** Start **

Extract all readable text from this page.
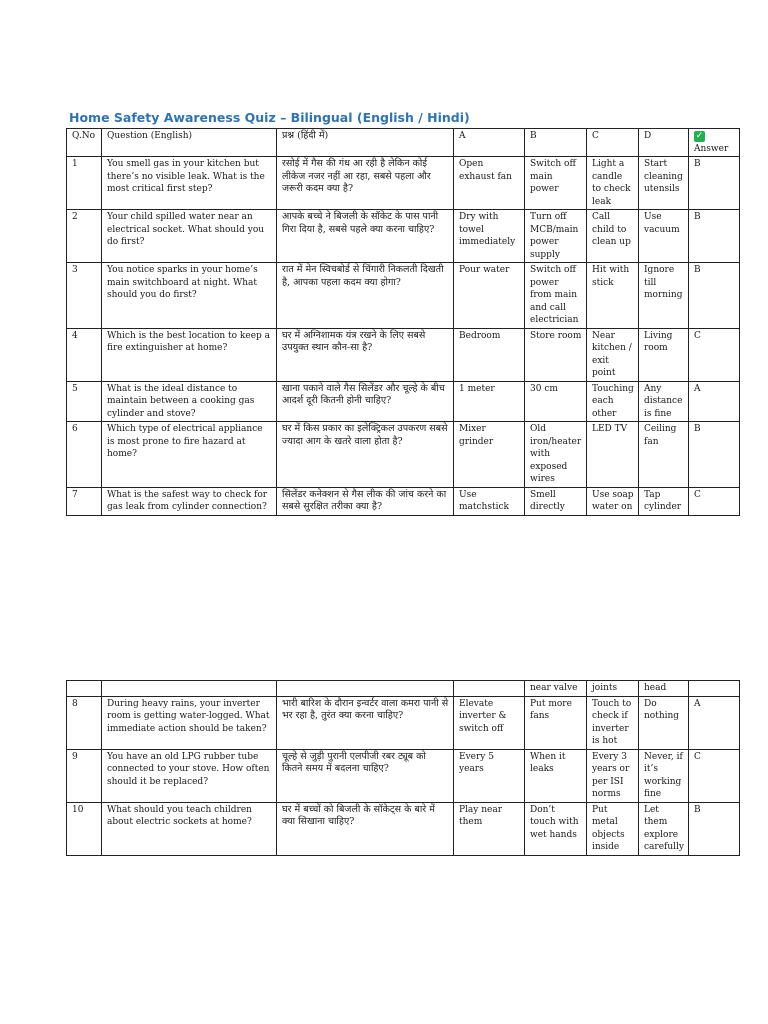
Home Safety Awareness Quiz – Bilingual (English / Hindi)
Q.No	Question (English)	प्रश्न (हिंदी में)	A	B	C	D	✓
Answer
1	You smell gas in your kitchen but there’s no visible leak. What is the most critical first step?	रसोई में गैस की गंध आ रही है लेकिन कोई लीकेज नजर नहीं आ रहा, सबसे पहला और जरूरी कदम क्या है?	Open exhaust fan	Switch off main power	Light a candle to check leak	Start cleaning utensils	B
2	Your child spilled water near an electrical socket. What should you do first?	आपके बच्चे ने बिजली के सॉकेट के पास पानी गिरा दिया है, सबसे पहले क्या करना चाहिए?	Dry with towel immediately	Turn off MCB/main power supply	Call child to clean up	Use vacuum	B
3	You notice sparks in your home’s main switchboard at night. What should you do first?	रात में मेन स्विचबोर्ड से चिंगारी निकलती दिखती है, आपका पहला कदम क्या होगा?	Pour water	Switch off power from main and call electrician	Hit with stick	Ignore till morning	B
4	Which is the best location to keep a fire extinguisher at home?	घर में अग्निशामक यंत्र रखने के लिए सबसे उपयुक्त स्थान कौन-सा है?	Bedroom	Store room	Near kitchen / exit point	Living room	C
5	What is the ideal distance to maintain between a cooking gas cylinder and stove?	खाना पकाने वाले गैस सिलेंडर और चूल्हे के बीच आदर्श दूरी कितनी होनी चाहिए?	1 meter	30 cm	Touching each other	Any distance is fine	A
6	Which type of electrical appliance is most prone to fire hazard at home?	घर में किस प्रकार का इलेक्ट्रिकल उपकरण सबसे ज्यादा आग के खतरे वाला होता है?	Mixer grinder	Old iron/heater with exposed wires	LED TV	Ceiling fan	B
7	What is the safest way to check for gas leak from cylinder connection?	सिलेंडर कनेक्शन से गैस लीक की जांच करने का सबसे सुरक्षित तरीका क्या है?	Use matchstick	Smell directly	Use soap water on	Tap cylinder	C
				near valve	joints	head	
8	During heavy rains, your inverter room is getting water-logged. What immediate action should be taken?	भारी बारिश के दौरान इन्वर्टर वाला कमरा पानी से भर रहा है, तुरंत क्या करना चाहिए?	Elevate inverter & switch off	Put more fans	Touch to check if inverter is hot	Do nothing	A
9	You have an old LPG rubber tube connected to your stove. How often should it be replaced?	चूल्हे से जुड़ी पुरानी एलपीजी रबर ट्यूब को कितने समय में बदलना चाहिए?	Every 5 years	When it leaks	Every 3 years or per ISI norms	Never, if it’s working fine	C
10	What should you teach children about electric sockets at home?	घर में बच्चों को बिजली के सॉकेट्स के बारे में क्या सिखाना चाहिए?	Play near them	Don’t touch with wet hands	Put metal objects inside	Let them explore carefully	B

** End **

> **EXERCISE**:
Print out the lines exactly, skipping any picture.

> **TASK ANSWER**:
Extract all readable text from this page.
Home Safety Awareness Quiz – Bilingual (English / Hindi)
Q.No	Question (English)	प्रश्न (हिंदी में)	A	B	C	D	✓
Answer
1	You smell gas in your kitchen but there’s no visible leak. What is the most critical first step?	रसोई में गैस की गंध आ रही है लेकिन कोई लीकेज नजर नहीं आ रहा, सबसे पहला और जरूरी कदम क्या है?	Open exhaust fan	Switch off main power	Light a candle to check leak	Start cleaning utensils	B
2	Your child spilled water near an electrical socket. What should you do first?	आपके बच्चे ने बिजली के सॉकेट के पास पानी गिरा दिया है, सबसे पहले क्या करना चाहिए?	Dry with towel immediately	Turn off MCB/main power supply	Call child to clean up	Use vacuum	B
3	You notice sparks in your home’s main switchboard at night. What should you do first?	रात में मेन स्विचबोर्ड से चिंगारी निकलती दिखती है, आपका पहला कदम क्या होगा?	Pour water	Switch off power from main and call electrician	Hit with stick	Ignore till morning	B
4	Which is the best location to keep a fire extinguisher at home?	घर में अग्निशामक यंत्र रखने के लिए सबसे उपयुक्त स्थान कौन-सा है?	Bedroom	Store room	Near kitchen / exit point	Living room	C
5	What is the ideal distance to maintain between a cooking gas cylinder and stove?	खाना पकाने वाले गैस सिलेंडर और चूल्हे के बीच आदर्श दूरी कितनी होनी चाहिए?	1 meter	30 cm	Touching each other	Any distance is fine	A
6	Which type of electrical appliance is most prone to fire hazard at home?	घर में किस प्रकार का इलेक्ट्रिकल उपकरण सबसे ज्यादा आग के खतरे वाला होता है?	Mixer grinder	Old iron/heater with exposed wires	LED TV	Ceiling fan	B
7	What is the safest way to check for gas leak from cylinder connection?	सिलेंडर कनेक्शन से गैस लीक की जांच करने का सबसे सुरक्षित तरीका क्या है?	Use matchstick	Smell directly	Use soap water on	Tap cylinder	C
				near valve	joints	head	
8	During heavy rains, your inverter room is getting water-logged. What immediate action should be taken?	भारी बारिश के दौरान इन्वर्टर वाला कमरा पानी से भर रहा है, तुरंत क्या करना चाहिए?	Elevate inverter & switch off	Put more fans	Touch to check if inverter is hot	Do nothing	A
9	You have an old LPG rubber tube connected to your stove. How often should it be replaced?	चूल्हे से जुड़ी पुरानी एलपीजी रबर ट्यूब को कितने समय में बदलना चाहिए?	Every 5 years	When it leaks	Every 3 years or per ISI norms	Never, if it’s working fine	C
10	What should you teach children about electric sockets at home?	घर में बच्चों को बिजली के सॉकेट्स के बारे में क्या सिखाना चाहिए?	Play near them	Don’t touch with wet hands	Put metal objects inside	Let them explore carefully	B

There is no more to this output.